Lines that include the word "Номер" are the ones to copy.
--- RECORDS FOR THE EXERCISE ---
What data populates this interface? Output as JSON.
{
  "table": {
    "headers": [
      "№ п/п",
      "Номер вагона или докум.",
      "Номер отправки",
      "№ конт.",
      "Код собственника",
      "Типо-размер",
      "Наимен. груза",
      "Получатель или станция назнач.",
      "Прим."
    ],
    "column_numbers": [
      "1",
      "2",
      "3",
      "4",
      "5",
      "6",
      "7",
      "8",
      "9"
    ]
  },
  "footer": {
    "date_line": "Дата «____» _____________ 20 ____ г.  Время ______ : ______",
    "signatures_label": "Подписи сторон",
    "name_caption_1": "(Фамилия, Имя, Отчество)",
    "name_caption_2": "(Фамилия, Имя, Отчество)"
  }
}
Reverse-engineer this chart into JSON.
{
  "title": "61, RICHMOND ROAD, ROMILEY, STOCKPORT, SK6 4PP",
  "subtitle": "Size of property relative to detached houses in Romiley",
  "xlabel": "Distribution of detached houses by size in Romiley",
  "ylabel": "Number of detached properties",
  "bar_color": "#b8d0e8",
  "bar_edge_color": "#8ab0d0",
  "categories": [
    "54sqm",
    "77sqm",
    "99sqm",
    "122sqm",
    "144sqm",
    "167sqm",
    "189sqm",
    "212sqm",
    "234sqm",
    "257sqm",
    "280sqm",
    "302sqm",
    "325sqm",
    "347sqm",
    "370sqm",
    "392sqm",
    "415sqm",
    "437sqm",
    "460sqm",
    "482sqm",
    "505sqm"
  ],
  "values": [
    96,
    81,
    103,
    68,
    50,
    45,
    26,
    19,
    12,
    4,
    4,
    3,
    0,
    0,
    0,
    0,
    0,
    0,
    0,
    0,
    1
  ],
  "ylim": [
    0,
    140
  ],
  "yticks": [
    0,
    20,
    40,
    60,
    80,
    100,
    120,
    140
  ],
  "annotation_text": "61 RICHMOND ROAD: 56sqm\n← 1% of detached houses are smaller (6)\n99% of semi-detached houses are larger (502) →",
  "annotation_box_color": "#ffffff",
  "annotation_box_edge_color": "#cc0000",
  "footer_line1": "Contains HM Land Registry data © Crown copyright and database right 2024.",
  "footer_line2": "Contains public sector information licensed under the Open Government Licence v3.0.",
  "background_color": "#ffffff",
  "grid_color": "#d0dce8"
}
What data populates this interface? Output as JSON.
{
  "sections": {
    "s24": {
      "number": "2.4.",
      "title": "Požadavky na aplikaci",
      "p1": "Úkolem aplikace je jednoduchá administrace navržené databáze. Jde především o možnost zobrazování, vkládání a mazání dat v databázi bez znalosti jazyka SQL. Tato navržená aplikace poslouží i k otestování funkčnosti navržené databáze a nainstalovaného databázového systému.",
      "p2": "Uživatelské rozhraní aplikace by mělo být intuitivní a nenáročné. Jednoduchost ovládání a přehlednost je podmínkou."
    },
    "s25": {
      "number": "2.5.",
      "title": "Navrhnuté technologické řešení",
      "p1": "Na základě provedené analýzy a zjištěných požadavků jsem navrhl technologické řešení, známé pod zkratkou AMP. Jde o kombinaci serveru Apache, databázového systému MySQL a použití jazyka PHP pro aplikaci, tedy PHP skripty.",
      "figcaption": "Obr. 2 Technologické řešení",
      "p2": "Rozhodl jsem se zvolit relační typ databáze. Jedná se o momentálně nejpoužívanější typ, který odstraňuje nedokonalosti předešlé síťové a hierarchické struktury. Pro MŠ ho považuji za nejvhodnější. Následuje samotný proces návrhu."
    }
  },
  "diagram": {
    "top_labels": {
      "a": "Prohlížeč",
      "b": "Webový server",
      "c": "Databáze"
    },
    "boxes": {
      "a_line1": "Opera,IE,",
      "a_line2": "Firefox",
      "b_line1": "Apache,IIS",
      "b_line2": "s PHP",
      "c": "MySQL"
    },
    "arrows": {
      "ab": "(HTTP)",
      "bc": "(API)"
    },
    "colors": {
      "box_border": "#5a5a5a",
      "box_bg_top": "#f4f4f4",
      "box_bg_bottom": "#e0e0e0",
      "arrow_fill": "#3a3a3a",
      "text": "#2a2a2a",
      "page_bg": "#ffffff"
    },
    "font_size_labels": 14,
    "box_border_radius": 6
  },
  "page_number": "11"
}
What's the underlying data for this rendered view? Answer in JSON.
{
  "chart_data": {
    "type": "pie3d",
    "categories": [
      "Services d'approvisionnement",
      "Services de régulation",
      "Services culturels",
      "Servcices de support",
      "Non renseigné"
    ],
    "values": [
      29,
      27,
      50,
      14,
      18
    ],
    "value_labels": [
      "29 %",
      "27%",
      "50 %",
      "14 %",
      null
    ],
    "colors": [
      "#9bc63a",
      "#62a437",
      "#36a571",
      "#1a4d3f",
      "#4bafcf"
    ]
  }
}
---
▶ [EXERCISE RESPONSE]
      "Номер вагона или докум.",
      "Номер отправки",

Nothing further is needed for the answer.